* BEGIN *
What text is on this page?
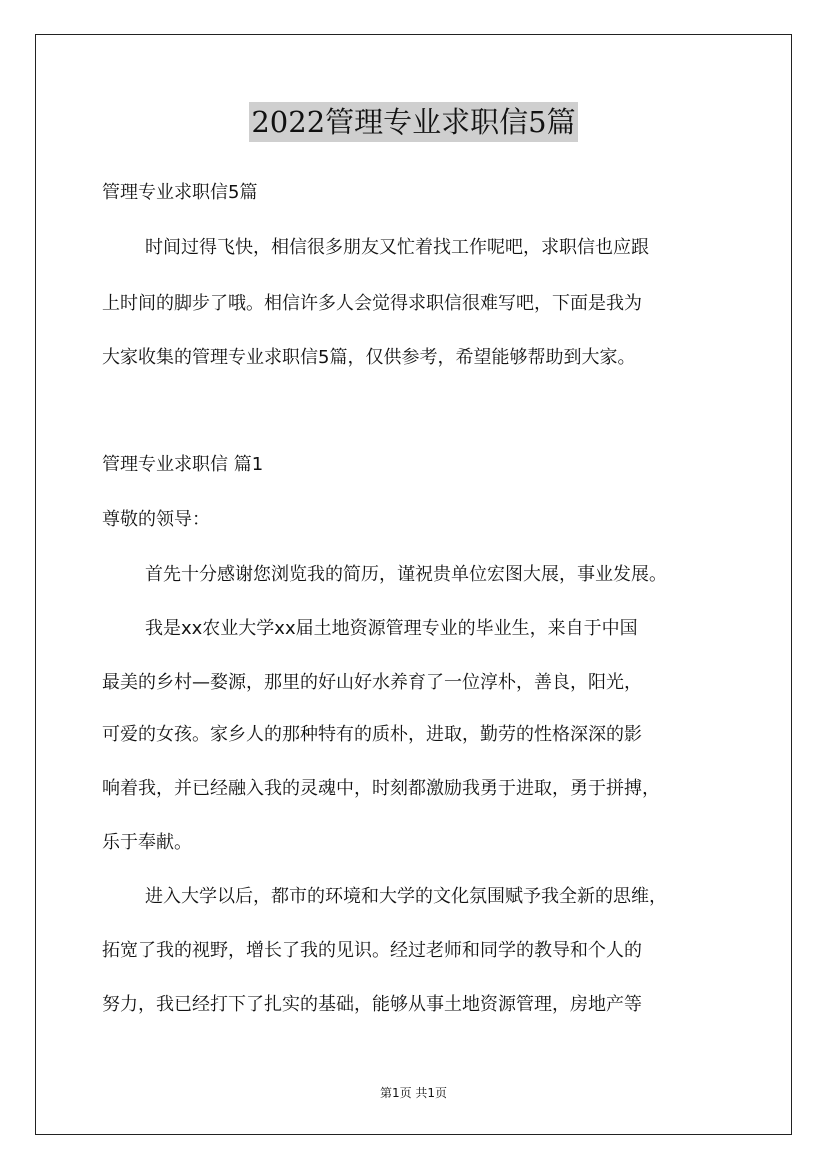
2022管理专业求职信5篇
管理专业求职信5篇
时间过得飞快，相信很多朋友又忙着找工作呢吧，求职信也应跟
上时间的脚步了哦。相信许多人会觉得求职信很难写吧，下面是我为
大家收集的管理专业求职信5篇，仅供参考，希望能够帮助到大家。
管理专业求职信 篇1
尊敬的领导：
首先十分感谢您浏览我的简历，谨祝贵单位宏图大展，事业发展。
我是xx农业大学xx届土地资源管理专业的毕业生，来自于中国
最美的乡村—婺源，那里的好山好水养育了一位淳朴，善良，阳光，
可爱的女孩。家乡人的那种特有的质朴，进取，勤劳的性格深深的影
响着我，并已经融入我的灵魂中，时刻都激励我勇于进取，勇于拼搏，
乐于奉献。
进入大学以后，都市的环境和大学的文化氛围赋予我全新的思维，
拓宽了我的视野，增长了我的见识。经过老师和同学的教导和个人的
努力，我已经打下了扎实的基础，能够从事土地资源管理，房地产等
第1页 共1页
* END *
#### EXERCISE:
Each line of the material must be retyped exactly, except that images are omitted.

#### WRITTEN REPLY:
What text is on this page?
2022管理专业求职信5篇
管理专业求职信5篇
时间过得飞快，相信很多朋友又忙着找工作呢吧，求职信也应跟
上时间的脚步了哦。相信许多人会觉得求职信很难写吧，下面是我为
大家收集的管理专业求职信5篇，仅供参考，希望能够帮助到大家。
管理专业求职信 篇1
尊敬的领导：
首先十分感谢您浏览我的简历，谨祝贵单位宏图大展，事业发展。
我是xx农业大学xx届土地资源管理专业的毕业生，来自于中国
最美的乡村—婺源，那里的好山好水养育了一位淳朴，善良，阳光，
可爱的女孩。家乡人的那种特有的质朴，进取，勤劳的性格深深的影
响着我，并已经融入我的灵魂中，时刻都激励我勇于进取，勇于拼搏，
乐于奉献。
进入大学以后，都市的环境和大学的文化氛围赋予我全新的思维，
拓宽了我的视野，增长了我的见识。经过老师和同学的教导和个人的
努力，我已经打下了扎实的基础，能够从事土地资源管理，房地产等
第1页 共1页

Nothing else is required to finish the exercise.